%%
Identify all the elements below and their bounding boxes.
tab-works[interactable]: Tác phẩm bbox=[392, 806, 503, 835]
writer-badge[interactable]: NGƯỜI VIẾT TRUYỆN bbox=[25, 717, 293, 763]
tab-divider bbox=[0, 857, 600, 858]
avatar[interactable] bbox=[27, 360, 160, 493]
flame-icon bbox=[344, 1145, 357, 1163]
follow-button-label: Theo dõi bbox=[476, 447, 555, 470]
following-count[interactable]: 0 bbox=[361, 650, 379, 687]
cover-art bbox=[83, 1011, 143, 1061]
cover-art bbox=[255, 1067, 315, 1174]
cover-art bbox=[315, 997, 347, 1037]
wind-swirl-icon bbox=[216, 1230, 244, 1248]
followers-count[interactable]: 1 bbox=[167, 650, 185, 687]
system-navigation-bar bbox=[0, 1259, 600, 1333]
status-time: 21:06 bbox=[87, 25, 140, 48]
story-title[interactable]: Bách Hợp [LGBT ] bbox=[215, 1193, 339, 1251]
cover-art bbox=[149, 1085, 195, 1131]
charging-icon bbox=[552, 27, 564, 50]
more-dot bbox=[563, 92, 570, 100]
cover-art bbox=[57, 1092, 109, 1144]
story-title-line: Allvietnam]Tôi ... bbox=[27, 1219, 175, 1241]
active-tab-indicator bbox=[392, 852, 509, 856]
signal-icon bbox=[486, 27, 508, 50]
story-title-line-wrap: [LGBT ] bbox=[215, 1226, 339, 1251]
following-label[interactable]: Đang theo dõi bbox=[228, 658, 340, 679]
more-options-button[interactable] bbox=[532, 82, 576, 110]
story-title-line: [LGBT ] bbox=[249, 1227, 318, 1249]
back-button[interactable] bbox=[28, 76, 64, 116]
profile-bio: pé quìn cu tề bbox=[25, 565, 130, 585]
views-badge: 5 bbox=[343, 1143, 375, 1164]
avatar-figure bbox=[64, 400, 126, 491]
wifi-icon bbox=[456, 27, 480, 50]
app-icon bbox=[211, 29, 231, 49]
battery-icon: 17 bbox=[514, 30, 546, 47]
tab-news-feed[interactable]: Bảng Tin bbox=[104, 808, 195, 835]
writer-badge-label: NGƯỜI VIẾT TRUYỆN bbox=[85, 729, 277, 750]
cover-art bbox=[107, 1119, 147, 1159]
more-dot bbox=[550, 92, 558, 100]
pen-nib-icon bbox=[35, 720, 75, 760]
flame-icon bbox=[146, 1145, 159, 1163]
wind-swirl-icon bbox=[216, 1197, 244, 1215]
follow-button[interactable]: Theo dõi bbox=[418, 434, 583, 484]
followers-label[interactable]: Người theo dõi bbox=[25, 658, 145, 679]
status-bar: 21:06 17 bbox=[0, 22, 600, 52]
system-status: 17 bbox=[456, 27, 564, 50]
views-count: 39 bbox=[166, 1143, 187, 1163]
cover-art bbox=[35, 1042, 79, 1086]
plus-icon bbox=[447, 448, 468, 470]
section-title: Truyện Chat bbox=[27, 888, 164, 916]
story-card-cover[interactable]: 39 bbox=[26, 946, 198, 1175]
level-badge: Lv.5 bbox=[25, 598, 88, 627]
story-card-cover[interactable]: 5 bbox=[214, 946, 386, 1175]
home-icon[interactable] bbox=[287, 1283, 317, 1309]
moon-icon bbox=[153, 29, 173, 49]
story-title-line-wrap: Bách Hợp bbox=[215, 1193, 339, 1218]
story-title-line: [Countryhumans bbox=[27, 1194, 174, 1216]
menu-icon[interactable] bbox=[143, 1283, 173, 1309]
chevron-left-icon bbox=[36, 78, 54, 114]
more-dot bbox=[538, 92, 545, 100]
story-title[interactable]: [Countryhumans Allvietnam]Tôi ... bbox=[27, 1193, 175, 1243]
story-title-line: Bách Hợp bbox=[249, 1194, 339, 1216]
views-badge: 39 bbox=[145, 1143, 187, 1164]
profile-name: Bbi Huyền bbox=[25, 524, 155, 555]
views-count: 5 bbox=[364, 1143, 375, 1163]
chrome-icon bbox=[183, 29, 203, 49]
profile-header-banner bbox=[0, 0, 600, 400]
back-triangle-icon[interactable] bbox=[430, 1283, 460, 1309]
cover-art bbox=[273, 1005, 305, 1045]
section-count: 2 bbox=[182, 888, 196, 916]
%%
Retype the listing above line by line, keeping every character unchanged.

#### FULL OUTPUT:
Identify all the elements below and their bounding boxes.
tab-works[interactable]: Tác phẩm bbox=[392, 806, 503, 835]
writer-badge[interactable]: NGƯỜI VIẾT TRUYỆN bbox=[25, 717, 293, 763]
tab-divider bbox=[0, 857, 600, 858]
avatar[interactable] bbox=[27, 360, 160, 493]
flame-icon bbox=[344, 1145, 357, 1163]
follow-button-label: Theo dõi bbox=[476, 447, 555, 470]
following-count[interactable]: 0 bbox=[361, 650, 379, 687]
cover-art bbox=[83, 1011, 143, 1061]
cover-art bbox=[255, 1067, 315, 1174]
cover-art bbox=[315, 997, 347, 1037]
wind-swirl-icon bbox=[216, 1230, 244, 1248]
followers-count[interactable]: 1 bbox=[167, 650, 185, 687]
system-navigation-bar bbox=[0, 1259, 600, 1333]
status-time: 21:06 bbox=[87, 25, 140, 48]
story-title[interactable]: Bách Hợp [LGBT ] bbox=[215, 1193, 339, 1251]
cover-art bbox=[149, 1085, 195, 1131]
charging-icon bbox=[552, 27, 564, 50]
more-dot bbox=[563, 92, 570, 100]
cover-art bbox=[57, 1092, 109, 1144]
story-title-line: Allvietnam]Tôi ... bbox=[27, 1219, 175, 1241]
active-tab-indicator bbox=[392, 852, 509, 856]
signal-icon bbox=[486, 27, 508, 50]
story-title-line-wrap: [LGBT ] bbox=[215, 1226, 339, 1251]
following-label[interactable]: Đang theo dõi bbox=[228, 658, 340, 679]
more-options-button[interactable] bbox=[532, 82, 576, 110]
story-title-line: [LGBT ] bbox=[249, 1227, 318, 1249]
back-button[interactable] bbox=[28, 76, 64, 116]
profile-bio: pé quìn cu tề bbox=[25, 565, 130, 585]
views-badge: 5 bbox=[343, 1143, 375, 1164]
avatar-figure bbox=[64, 400, 126, 491]
wifi-icon bbox=[456, 27, 480, 50]
app-icon bbox=[211, 29, 231, 49]
battery-icon: 17 bbox=[514, 30, 546, 47]
tab-news-feed[interactable]: Bảng Tin bbox=[104, 808, 195, 835]
writer-badge-label: NGƯỜI VIẾT TRUYỆN bbox=[85, 729, 277, 750]
cover-art bbox=[107, 1119, 147, 1159]
more-dot bbox=[550, 92, 558, 100]
pen-nib-icon bbox=[35, 720, 75, 760]
flame-icon bbox=[146, 1145, 159, 1163]
wind-swirl-icon bbox=[216, 1197, 244, 1215]
follow-button[interactable]: Theo dõi bbox=[418, 434, 583, 484]
followers-label[interactable]: Người theo dõi bbox=[25, 658, 145, 679]
status-bar: 21:06 17 bbox=[0, 22, 600, 52]
system-status: 17 bbox=[456, 27, 564, 50]
views-count: 39 bbox=[166, 1143, 187, 1163]
cover-art bbox=[35, 1042, 79, 1086]
plus-icon bbox=[447, 448, 468, 470]
section-title: Truyện Chat bbox=[27, 888, 164, 916]
story-card-cover[interactable]: 39 bbox=[26, 946, 198, 1175]
level-badge: Lv.5 bbox=[25, 598, 88, 627]
story-card-cover[interactable]: 5 bbox=[214, 946, 386, 1175]
home-icon[interactable] bbox=[287, 1283, 317, 1309]
moon-icon bbox=[153, 29, 173, 49]
story-title-line-wrap: Bách Hợp bbox=[215, 1193, 339, 1218]
story-title-line: [Countryhumans bbox=[27, 1194, 174, 1216]
menu-icon[interactable] bbox=[143, 1283, 173, 1309]
chevron-left-icon bbox=[36, 78, 54, 114]
more-dot bbox=[538, 92, 545, 100]
story-title[interactable]: [Countryhumans Allvietnam]Tôi ... bbox=[27, 1193, 175, 1243]
story-title-line: Bách Hợp bbox=[249, 1194, 339, 1216]
views-badge: 39 bbox=[145, 1143, 187, 1164]
profile-name: Bbi Huyền bbox=[25, 524, 155, 555]
views-count: 5 bbox=[364, 1143, 375, 1163]
chrome-icon bbox=[183, 29, 203, 49]
profile-header-banner bbox=[0, 0, 600, 400]
back-triangle-icon[interactable] bbox=[430, 1283, 460, 1309]
cover-art bbox=[273, 1005, 305, 1045]
section-count: 2 bbox=[182, 888, 196, 916]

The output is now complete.